* Exercise details
Where a line holds the word "summary", count it, then give only the total for the entries below.

* Entries supplied
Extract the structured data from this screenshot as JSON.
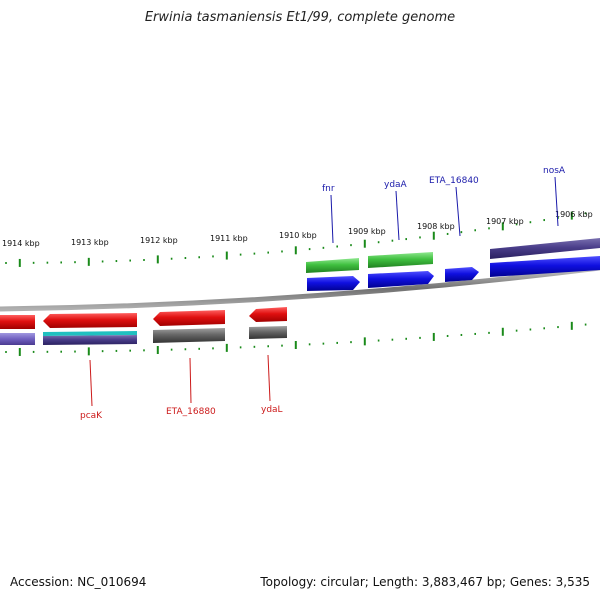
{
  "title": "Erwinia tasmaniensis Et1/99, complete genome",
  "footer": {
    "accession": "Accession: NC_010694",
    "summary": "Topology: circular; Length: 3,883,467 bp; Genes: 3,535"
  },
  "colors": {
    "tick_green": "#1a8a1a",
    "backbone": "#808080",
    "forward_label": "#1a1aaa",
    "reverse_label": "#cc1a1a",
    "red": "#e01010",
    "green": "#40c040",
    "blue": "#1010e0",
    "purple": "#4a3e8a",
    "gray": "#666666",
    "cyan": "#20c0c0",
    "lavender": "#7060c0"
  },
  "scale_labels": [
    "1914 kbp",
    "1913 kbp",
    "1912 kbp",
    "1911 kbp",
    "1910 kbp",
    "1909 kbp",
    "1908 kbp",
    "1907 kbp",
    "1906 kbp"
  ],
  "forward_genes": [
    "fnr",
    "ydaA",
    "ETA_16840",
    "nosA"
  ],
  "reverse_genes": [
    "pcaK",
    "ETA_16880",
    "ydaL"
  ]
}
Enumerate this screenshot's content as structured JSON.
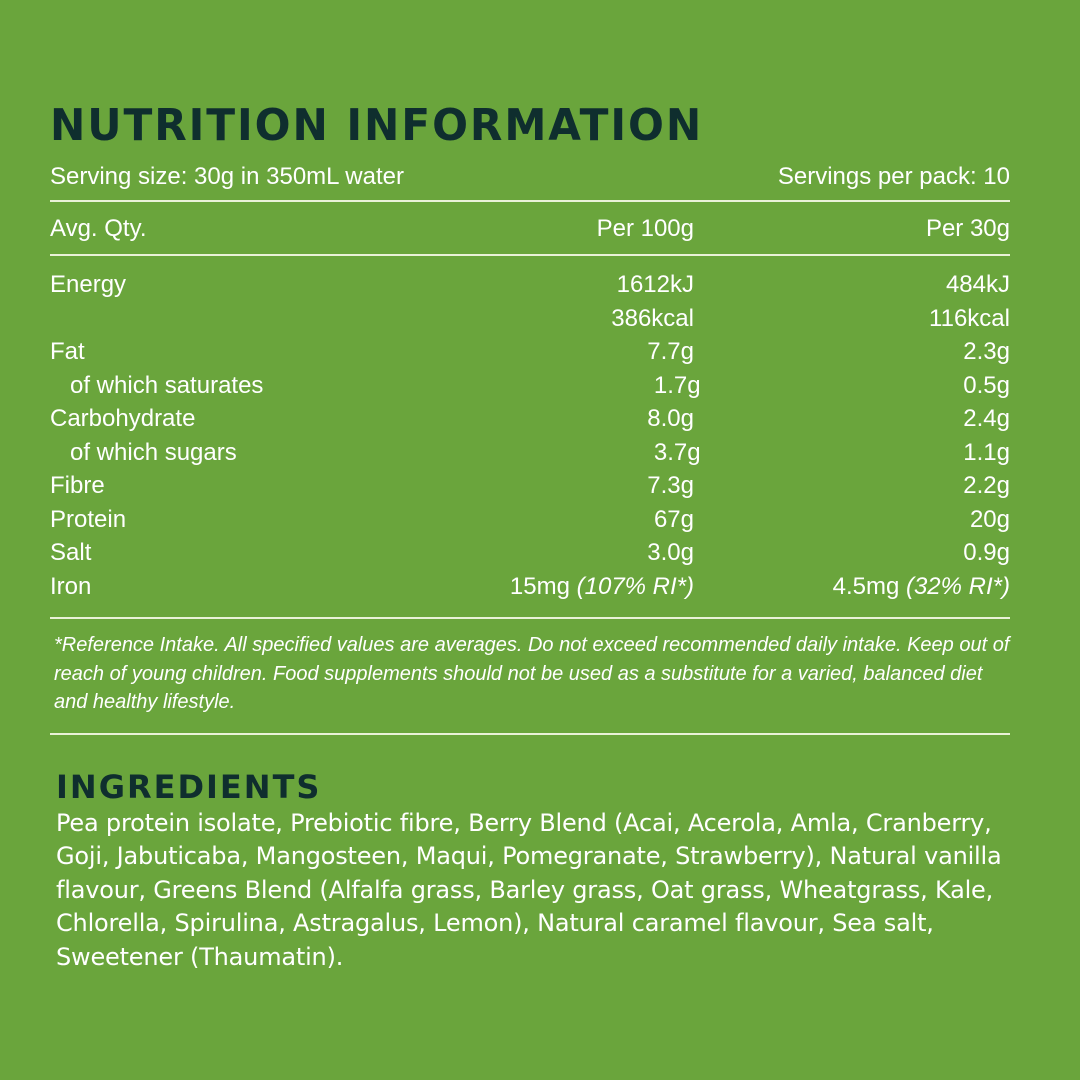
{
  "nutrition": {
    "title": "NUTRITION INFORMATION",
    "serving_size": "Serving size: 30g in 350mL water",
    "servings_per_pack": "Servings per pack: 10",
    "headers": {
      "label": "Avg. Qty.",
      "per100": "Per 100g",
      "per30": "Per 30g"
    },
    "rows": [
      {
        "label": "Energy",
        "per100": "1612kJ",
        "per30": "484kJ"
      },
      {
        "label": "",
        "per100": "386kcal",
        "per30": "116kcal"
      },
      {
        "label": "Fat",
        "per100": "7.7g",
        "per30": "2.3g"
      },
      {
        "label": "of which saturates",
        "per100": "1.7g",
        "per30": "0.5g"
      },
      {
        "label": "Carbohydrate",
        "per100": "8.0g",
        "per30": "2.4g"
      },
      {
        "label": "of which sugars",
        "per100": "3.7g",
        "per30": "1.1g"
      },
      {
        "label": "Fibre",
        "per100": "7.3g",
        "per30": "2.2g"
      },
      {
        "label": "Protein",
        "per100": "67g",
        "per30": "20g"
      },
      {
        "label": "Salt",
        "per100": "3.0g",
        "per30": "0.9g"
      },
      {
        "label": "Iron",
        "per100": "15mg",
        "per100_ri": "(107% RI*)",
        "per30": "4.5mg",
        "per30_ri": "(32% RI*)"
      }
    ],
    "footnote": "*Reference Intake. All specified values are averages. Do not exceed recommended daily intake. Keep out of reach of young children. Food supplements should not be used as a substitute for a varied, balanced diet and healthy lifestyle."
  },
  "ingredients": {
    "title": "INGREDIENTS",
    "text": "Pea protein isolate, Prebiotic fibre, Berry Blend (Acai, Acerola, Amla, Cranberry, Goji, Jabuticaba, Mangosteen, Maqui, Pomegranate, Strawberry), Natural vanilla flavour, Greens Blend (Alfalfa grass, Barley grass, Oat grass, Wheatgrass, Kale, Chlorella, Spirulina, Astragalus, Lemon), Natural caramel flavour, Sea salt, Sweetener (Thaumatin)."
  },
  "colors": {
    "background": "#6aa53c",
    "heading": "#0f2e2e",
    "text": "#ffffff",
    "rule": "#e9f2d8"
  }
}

---

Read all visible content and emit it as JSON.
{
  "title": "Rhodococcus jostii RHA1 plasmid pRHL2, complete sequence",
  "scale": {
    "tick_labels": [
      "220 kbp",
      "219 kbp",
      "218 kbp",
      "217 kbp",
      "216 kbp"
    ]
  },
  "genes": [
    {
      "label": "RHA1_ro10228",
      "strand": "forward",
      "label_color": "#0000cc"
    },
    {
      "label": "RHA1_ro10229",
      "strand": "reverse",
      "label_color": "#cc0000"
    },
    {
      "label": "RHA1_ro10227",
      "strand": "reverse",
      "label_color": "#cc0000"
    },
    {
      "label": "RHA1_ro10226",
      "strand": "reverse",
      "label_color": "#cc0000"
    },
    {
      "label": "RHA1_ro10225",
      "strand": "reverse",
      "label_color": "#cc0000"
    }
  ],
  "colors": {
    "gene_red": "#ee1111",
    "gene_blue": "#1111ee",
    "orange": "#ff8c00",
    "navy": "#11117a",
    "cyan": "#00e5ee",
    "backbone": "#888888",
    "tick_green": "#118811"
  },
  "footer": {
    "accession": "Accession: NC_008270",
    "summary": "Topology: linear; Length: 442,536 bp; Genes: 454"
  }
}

* Answer to the exercise
2